Extract and list every line that contains the word "افغانستان".

[Data entries]
_ _ _ _ _ _ _

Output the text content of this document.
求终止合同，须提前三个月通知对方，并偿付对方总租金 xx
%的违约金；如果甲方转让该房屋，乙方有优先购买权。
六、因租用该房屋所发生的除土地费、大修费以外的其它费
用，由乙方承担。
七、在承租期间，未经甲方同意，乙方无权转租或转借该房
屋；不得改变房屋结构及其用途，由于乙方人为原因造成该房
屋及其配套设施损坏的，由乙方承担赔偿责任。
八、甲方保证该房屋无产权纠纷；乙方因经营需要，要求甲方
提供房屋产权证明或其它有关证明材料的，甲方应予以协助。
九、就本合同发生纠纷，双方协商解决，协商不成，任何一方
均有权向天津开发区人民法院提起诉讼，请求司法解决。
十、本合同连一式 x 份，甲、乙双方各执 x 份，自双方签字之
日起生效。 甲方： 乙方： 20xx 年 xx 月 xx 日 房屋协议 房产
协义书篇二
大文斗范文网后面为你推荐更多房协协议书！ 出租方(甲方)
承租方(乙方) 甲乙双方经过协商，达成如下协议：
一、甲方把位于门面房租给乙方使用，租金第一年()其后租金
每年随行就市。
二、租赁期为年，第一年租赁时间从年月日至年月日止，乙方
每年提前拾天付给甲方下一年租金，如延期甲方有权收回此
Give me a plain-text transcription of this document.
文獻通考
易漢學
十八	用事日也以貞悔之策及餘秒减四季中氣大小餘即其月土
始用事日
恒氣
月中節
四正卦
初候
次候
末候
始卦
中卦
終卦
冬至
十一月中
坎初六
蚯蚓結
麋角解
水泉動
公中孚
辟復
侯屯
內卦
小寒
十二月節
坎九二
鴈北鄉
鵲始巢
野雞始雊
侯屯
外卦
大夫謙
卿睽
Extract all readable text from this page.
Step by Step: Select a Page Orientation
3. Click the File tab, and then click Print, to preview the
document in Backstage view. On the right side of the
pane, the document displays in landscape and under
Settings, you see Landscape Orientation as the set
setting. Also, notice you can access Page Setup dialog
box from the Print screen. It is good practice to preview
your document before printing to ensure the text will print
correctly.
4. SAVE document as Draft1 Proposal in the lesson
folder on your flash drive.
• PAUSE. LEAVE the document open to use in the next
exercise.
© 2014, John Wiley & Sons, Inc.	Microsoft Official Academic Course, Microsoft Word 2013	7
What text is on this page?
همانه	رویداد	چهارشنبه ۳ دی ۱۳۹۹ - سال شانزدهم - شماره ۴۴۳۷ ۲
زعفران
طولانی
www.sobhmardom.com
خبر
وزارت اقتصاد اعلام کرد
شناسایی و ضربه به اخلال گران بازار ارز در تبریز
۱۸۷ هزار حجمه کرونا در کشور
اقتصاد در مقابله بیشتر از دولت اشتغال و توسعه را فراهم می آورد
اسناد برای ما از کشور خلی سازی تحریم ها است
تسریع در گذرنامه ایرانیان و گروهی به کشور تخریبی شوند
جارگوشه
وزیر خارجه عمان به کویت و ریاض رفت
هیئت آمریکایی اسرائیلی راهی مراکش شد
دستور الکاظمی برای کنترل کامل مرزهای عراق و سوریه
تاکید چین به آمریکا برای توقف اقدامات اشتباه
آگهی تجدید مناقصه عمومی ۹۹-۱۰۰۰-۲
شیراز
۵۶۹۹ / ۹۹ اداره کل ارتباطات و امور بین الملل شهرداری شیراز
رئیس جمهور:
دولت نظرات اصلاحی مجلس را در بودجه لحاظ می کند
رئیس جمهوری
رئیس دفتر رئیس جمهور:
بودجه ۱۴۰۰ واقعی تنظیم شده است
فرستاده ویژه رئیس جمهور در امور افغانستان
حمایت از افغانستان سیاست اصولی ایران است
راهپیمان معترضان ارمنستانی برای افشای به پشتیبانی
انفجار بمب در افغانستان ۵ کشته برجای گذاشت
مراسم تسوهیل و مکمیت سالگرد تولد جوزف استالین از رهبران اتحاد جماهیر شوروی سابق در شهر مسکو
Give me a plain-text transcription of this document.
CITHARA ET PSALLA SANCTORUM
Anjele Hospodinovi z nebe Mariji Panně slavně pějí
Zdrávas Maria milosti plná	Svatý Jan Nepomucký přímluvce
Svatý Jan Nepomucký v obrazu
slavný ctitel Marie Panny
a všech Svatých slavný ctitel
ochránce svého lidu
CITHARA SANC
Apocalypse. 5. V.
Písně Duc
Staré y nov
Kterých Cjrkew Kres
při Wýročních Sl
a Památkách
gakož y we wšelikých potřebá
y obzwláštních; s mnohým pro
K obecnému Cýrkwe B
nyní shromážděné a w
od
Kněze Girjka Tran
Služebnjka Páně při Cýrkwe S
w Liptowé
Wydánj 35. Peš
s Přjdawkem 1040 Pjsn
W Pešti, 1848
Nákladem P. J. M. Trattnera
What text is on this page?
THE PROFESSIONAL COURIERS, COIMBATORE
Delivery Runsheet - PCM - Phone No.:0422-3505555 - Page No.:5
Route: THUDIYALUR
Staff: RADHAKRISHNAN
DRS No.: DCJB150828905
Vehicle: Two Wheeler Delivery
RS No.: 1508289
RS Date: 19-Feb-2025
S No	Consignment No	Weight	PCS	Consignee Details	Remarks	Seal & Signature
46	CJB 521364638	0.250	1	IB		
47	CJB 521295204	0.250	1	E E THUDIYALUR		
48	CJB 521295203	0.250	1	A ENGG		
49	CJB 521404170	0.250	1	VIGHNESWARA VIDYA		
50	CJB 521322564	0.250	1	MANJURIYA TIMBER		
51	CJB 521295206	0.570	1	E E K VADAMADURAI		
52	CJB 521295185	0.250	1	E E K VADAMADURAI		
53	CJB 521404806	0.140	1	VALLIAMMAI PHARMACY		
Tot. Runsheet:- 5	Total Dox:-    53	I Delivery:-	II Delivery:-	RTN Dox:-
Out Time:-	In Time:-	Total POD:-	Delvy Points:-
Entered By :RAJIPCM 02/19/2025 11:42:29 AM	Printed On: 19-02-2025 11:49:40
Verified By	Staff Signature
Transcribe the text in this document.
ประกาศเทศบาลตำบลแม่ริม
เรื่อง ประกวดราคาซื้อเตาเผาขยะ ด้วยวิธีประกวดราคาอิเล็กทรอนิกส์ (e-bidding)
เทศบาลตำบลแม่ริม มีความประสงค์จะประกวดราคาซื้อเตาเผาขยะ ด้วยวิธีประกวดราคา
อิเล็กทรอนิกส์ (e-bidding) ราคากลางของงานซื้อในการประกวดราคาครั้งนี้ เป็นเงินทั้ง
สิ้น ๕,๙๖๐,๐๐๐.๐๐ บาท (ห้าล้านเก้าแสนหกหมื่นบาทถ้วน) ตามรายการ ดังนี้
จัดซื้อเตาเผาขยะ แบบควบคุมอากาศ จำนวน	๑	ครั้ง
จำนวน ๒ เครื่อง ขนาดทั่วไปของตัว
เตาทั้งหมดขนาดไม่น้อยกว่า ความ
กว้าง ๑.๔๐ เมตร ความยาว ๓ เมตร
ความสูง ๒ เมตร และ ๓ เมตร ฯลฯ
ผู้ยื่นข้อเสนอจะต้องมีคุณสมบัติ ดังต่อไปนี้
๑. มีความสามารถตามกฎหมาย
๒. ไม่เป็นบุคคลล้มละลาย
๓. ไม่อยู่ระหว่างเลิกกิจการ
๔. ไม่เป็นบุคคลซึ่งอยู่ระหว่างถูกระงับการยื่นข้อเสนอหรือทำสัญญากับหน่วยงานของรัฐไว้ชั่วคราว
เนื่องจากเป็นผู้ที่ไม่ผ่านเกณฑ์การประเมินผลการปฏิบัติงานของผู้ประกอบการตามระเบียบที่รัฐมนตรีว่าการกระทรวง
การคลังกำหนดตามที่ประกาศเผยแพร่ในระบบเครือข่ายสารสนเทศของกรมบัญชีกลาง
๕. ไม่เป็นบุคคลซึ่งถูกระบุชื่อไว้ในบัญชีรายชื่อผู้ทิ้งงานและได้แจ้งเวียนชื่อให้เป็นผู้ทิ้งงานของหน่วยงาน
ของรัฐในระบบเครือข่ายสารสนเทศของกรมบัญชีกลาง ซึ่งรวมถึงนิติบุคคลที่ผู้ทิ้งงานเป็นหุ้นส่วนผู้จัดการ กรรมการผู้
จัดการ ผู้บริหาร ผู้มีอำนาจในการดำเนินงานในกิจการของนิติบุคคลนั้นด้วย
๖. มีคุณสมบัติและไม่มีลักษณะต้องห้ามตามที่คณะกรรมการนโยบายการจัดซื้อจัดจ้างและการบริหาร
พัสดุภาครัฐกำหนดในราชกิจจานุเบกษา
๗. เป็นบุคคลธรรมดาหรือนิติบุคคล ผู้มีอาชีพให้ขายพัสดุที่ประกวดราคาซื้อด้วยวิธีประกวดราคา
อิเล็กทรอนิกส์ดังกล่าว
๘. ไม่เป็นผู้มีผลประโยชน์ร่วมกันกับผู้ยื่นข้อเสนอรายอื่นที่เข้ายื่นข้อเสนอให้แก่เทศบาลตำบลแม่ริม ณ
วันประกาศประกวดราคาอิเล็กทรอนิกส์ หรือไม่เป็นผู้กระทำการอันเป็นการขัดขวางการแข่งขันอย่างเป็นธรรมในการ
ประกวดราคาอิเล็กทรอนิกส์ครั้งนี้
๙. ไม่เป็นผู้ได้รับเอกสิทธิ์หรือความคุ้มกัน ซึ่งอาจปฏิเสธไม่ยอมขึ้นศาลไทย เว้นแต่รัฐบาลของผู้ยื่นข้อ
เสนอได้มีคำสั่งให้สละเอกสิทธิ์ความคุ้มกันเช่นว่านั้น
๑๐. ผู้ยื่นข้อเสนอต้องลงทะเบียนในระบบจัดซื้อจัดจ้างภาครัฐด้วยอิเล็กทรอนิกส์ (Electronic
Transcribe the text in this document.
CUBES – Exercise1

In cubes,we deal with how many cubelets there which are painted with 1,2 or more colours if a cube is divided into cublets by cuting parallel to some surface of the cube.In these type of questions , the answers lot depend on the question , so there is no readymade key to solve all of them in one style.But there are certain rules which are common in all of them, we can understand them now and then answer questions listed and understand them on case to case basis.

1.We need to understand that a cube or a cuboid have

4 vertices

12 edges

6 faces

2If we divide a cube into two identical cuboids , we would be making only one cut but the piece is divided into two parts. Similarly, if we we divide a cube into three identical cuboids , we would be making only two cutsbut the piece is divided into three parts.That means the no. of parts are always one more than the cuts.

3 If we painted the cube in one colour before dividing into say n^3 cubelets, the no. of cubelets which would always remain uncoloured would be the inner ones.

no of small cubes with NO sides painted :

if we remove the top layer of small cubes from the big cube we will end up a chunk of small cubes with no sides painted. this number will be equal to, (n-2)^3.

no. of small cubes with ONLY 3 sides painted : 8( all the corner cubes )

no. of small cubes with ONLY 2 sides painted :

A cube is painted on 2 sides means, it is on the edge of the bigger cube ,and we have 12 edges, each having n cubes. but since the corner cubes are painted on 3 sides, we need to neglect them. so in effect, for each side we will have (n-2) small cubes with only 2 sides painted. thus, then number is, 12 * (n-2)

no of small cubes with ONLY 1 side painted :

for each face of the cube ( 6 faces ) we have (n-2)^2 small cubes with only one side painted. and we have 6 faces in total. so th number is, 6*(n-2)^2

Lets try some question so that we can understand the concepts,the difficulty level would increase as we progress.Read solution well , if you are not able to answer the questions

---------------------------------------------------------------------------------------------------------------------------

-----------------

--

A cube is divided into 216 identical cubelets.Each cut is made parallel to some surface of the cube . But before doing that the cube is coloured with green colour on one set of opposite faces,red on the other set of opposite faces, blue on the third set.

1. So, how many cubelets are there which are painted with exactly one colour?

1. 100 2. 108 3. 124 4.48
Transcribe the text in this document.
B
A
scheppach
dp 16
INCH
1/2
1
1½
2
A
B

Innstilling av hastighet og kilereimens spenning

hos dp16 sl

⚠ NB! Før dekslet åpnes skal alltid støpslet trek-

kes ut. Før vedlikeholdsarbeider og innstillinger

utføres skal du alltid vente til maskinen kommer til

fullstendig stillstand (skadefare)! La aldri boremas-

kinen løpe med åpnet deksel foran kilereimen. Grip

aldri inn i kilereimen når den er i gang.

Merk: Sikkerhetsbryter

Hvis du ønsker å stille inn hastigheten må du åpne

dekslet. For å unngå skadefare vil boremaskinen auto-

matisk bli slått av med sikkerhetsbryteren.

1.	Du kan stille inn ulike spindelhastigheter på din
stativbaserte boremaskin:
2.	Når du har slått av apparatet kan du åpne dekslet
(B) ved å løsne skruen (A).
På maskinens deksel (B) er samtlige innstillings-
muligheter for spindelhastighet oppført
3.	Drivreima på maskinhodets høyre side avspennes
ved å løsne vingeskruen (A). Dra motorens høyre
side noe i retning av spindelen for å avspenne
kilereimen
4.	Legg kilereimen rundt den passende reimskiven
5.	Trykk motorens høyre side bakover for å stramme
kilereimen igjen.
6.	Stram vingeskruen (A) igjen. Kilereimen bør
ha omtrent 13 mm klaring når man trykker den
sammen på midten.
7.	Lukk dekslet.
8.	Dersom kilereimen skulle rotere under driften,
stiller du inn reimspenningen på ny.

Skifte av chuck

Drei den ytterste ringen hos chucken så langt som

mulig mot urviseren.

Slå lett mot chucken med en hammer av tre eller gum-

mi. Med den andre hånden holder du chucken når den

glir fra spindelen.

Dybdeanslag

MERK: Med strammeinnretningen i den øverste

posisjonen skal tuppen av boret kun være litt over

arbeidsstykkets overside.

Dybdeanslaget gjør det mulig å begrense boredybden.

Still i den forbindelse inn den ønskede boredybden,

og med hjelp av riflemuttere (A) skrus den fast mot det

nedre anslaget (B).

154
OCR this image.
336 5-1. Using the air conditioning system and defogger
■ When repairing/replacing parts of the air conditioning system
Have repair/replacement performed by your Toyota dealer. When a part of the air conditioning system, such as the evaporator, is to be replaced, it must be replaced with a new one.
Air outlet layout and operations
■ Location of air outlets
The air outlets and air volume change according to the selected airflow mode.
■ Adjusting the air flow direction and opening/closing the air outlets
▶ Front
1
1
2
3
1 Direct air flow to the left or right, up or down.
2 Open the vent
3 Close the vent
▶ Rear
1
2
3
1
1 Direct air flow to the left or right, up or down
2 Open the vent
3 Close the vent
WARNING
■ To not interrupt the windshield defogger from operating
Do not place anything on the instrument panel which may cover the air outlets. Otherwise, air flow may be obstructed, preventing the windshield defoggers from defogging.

_ _ _ _ _ _ _

■ Reply
فرستاده ویژه رئیس جمهور در امور افغانستان
حمایت از افغانستان سیاست اصولی ایران است
انفجار بمب در افغانستان ۵ کشته برجای گذاشت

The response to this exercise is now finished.